Entries taken from a collection:
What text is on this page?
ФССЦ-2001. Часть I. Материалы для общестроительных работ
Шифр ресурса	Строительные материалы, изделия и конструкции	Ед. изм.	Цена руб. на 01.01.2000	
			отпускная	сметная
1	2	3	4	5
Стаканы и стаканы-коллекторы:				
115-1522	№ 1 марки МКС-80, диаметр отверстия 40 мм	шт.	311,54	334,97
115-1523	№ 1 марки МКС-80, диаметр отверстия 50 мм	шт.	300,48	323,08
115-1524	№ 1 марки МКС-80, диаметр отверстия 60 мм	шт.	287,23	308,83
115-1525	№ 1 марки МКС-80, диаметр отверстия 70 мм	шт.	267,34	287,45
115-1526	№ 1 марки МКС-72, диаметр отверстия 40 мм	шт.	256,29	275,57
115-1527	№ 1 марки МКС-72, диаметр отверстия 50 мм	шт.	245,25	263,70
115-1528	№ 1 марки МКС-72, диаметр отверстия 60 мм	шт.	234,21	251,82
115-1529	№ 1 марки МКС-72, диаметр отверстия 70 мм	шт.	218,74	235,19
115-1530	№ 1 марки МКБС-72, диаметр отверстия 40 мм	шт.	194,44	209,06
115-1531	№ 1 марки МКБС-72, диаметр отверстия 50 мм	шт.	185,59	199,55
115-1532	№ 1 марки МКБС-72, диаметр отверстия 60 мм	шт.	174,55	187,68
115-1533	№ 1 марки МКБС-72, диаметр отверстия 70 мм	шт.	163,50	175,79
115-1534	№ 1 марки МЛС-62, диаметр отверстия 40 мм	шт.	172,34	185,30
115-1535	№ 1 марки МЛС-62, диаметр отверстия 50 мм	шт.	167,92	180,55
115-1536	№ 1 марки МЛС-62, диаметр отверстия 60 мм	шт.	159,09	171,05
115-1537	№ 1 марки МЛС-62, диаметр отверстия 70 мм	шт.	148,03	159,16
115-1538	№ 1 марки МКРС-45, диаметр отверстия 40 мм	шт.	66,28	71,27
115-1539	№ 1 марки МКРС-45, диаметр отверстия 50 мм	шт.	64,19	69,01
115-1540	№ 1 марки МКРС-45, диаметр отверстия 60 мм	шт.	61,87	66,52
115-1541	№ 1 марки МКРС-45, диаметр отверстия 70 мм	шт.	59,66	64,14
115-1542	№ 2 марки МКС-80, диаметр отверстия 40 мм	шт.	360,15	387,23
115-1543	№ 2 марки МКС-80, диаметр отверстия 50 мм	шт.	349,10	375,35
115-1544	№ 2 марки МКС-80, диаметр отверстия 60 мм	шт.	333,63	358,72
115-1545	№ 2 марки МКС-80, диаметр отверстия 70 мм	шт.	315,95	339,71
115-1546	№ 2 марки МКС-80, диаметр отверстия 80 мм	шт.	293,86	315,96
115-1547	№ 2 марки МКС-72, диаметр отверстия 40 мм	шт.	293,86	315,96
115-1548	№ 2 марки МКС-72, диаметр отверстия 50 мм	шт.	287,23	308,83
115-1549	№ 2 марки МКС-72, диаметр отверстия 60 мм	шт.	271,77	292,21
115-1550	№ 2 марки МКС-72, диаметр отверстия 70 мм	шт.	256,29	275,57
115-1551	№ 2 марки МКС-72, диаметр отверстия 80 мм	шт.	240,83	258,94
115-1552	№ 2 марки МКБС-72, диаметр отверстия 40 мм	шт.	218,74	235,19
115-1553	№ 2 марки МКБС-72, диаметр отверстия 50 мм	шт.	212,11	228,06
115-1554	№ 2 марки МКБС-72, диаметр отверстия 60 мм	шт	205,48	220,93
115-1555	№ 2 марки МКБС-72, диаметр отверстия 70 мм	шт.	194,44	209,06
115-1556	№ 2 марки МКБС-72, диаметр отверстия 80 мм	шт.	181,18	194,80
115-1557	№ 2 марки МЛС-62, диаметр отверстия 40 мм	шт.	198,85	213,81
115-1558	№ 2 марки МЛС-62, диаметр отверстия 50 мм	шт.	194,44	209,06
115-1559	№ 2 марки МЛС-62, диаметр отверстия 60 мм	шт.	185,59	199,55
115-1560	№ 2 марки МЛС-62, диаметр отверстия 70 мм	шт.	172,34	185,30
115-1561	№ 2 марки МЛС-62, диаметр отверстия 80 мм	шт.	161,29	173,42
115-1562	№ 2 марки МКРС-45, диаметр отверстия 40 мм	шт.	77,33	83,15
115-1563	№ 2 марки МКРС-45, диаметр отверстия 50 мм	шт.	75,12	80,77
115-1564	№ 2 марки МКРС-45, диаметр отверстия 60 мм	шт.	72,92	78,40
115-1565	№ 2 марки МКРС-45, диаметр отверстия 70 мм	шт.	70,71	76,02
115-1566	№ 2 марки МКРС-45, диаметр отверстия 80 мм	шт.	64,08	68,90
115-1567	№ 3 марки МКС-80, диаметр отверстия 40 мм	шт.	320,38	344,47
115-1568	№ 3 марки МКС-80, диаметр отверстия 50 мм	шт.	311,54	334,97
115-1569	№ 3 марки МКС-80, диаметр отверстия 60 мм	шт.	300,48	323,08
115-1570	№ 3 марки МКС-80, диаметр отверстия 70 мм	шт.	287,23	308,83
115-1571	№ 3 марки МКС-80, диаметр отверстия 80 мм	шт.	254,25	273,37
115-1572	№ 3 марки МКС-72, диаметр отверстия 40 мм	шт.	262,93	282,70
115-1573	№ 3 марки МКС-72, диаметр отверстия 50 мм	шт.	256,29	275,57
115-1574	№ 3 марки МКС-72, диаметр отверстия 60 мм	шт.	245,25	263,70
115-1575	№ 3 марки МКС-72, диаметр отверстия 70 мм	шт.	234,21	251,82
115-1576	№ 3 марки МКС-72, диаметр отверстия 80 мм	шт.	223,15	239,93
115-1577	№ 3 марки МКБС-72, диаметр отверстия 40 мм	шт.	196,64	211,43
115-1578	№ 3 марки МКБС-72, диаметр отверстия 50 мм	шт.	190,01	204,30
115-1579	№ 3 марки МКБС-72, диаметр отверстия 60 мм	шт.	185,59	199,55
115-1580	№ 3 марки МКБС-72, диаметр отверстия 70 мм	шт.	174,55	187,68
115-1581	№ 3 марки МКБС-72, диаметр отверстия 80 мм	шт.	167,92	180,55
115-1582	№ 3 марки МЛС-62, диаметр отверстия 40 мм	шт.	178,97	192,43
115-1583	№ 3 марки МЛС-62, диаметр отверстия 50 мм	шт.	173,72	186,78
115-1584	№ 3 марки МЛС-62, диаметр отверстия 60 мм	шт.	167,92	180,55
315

[Exercise requirements] Extract each entry in full, exactly as given.

[Solved problem]
What text is on this page?
ФССЦ-2001. Часть I. Материалы для общестроительных работ
Шифр ресурса	Строительные материалы, изделия и конструкции	Ед. изм.	Цена руб. на 01.01.2000	
			отпускная	сметная
1	2	3	4	5
Стаканы и стаканы-коллекторы:				
115-1522	№ 1 марки МКС-80, диаметр отверстия 40 мм	шт.	311,54	334,97
115-1523	№ 1 марки МКС-80, диаметр отверстия 50 мм	шт.	300,48	323,08
115-1524	№ 1 марки МКС-80, диаметр отверстия 60 мм	шт.	287,23	308,83
115-1525	№ 1 марки МКС-80, диаметр отверстия 70 мм	шт.	267,34	287,45
115-1526	№ 1 марки МКС-72, диаметр отверстия 40 мм	шт.	256,29	275,57
115-1527	№ 1 марки МКС-72, диаметр отверстия 50 мм	шт.	245,25	263,70
115-1528	№ 1 марки МКС-72, диаметр отверстия 60 мм	шт.	234,21	251,82
115-1529	№ 1 марки МКС-72, диаметр отверстия 70 мм	шт.	218,74	235,19
115-1530	№ 1 марки МКБС-72, диаметр отверстия 40 мм	шт.	194,44	209,06
115-1531	№ 1 марки МКБС-72, диаметр отверстия 50 мм	шт.	185,59	199,55
115-1532	№ 1 марки МКБС-72, диаметр отверстия 60 мм	шт.	174,55	187,68
115-1533	№ 1 марки МКБС-72, диаметр отверстия 70 мм	шт.	163,50	175,79
115-1534	№ 1 марки МЛС-62, диаметр отверстия 40 мм	шт.	172,34	185,30
115-1535	№ 1 марки МЛС-62, диаметр отверстия 50 мм	шт.	167,92	180,55
115-1536	№ 1 марки МЛС-62, диаметр отверстия 60 мм	шт.	159,09	171,05
115-1537	№ 1 марки МЛС-62, диаметр отверстия 70 мм	шт.	148,03	159,16
115-1538	№ 1 марки МКРС-45, диаметр отверстия 40 мм	шт.	66,28	71,27
115-1539	№ 1 марки МКРС-45, диаметр отверстия 50 мм	шт.	64,19	69,01
115-1540	№ 1 марки МКРС-45, диаметр отверстия 60 мм	шт.	61,87	66,52
115-1541	№ 1 марки МКРС-45, диаметр отверстия 70 мм	шт.	59,66	64,14
115-1542	№ 2 марки МКС-80, диаметр отверстия 40 мм	шт.	360,15	387,23
115-1543	№ 2 марки МКС-80, диаметр отверстия 50 мм	шт.	349,10	375,35
115-1544	№ 2 марки МКС-80, диаметр отверстия 60 мм	шт.	333,63	358,72
115-1545	№ 2 марки МКС-80, диаметр отверстия 70 мм	шт.	315,95	339,71
115-1546	№ 2 марки МКС-80, диаметр отверстия 80 мм	шт.	293,86	315,96
115-1547	№ 2 марки МКС-72, диаметр отверстия 40 мм	шт.	293,86	315,96
115-1548	№ 2 марки МКС-72, диаметр отверстия 50 мм	шт.	287,23	308,83
115-1549	№ 2 марки МКС-72, диаметр отверстия 60 мм	шт.	271,77	292,21
115-1550	№ 2 марки МКС-72, диаметр отверстия 70 мм	шт.	256,29	275,57
115-1551	№ 2 марки МКС-72, диаметр отверстия 80 мм	шт.	240,83	258,94
115-1552	№ 2 марки МКБС-72, диаметр отверстия 40 мм	шт.	218,74	235,19
115-1553	№ 2 марки МКБС-72, диаметр отверстия 50 мм	шт.	212,11	228,06
115-1554	№ 2 марки МКБС-72, диаметр отверстия 60 мм	шт	205,48	220,93
115-1555	№ 2 марки МКБС-72, диаметр отверстия 70 мм	шт.	194,44	209,06
115-1556	№ 2 марки МКБС-72, диаметр отверстия 80 мм	шт.	181,18	194,80
115-1557	№ 2 марки МЛС-62, диаметр отверстия 40 мм	шт.	198,85	213,81
115-1558	№ 2 марки МЛС-62, диаметр отверстия 50 мм	шт.	194,44	209,06
115-1559	№ 2 марки МЛС-62, диаметр отверстия 60 мм	шт.	185,59	199,55
115-1560	№ 2 марки МЛС-62, диаметр отверстия 70 мм	шт.	172,34	185,30
115-1561	№ 2 марки МЛС-62, диаметр отверстия 80 мм	шт.	161,29	173,42
115-1562	№ 2 марки МКРС-45, диаметр отверстия 40 мм	шт.	77,33	83,15
115-1563	№ 2 марки МКРС-45, диаметр отверстия 50 мм	шт.	75,12	80,77
115-1564	№ 2 марки МКРС-45, диаметр отверстия 60 мм	шт.	72,92	78,40
115-1565	№ 2 марки МКРС-45, диаметр отверстия 70 мм	шт.	70,71	76,02
115-1566	№ 2 марки МКРС-45, диаметр отверстия 80 мм	шт.	64,08	68,90
115-1567	№ 3 марки МКС-80, диаметр отверстия 40 мм	шт.	320,38	344,47
115-1568	№ 3 марки МКС-80, диаметр отверстия 50 мм	шт.	311,54	334,97
115-1569	№ 3 марки МКС-80, диаметр отверстия 60 мм	шт.	300,48	323,08
115-1570	№ 3 марки МКС-80, диаметр отверстия 70 мм	шт.	287,23	308,83
115-1571	№ 3 марки МКС-80, диаметр отверстия 80 мм	шт.	254,25	273,37
115-1572	№ 3 марки МКС-72, диаметр отверстия 40 мм	шт.	262,93	282,70
115-1573	№ 3 марки МКС-72, диаметр отверстия 50 мм	шт.	256,29	275,57
115-1574	№ 3 марки МКС-72, диаметр отверстия 60 мм	шт.	245,25	263,70
115-1575	№ 3 марки МКС-72, диаметр отверстия 70 мм	шт.	234,21	251,82
115-1576	№ 3 марки МКС-72, диаметр отверстия 80 мм	шт.	223,15	239,93
115-1577	№ 3 марки МКБС-72, диаметр отверстия 40 мм	шт.	196,64	211,43
115-1578	№ 3 марки МКБС-72, диаметр отверстия 50 мм	шт.	190,01	204,30
115-1579	№ 3 марки МКБС-72, диаметр отверстия 60 мм	шт.	185,59	199,55
115-1580	№ 3 марки МКБС-72, диаметр отверстия 70 мм	шт.	174,55	187,68
115-1581	№ 3 марки МКБС-72, диаметр отверстия 80 мм	шт.	167,92	180,55
115-1582	№ 3 марки МЛС-62, диаметр отверстия 40 мм	шт.	178,97	192,43
115-1583	№ 3 марки МЛС-62, диаметр отверстия 50 мм	шт.	173,72	186,78
115-1584	№ 3 марки МЛС-62, диаметр отверстия 60 мм	шт.	167,92	180,55
315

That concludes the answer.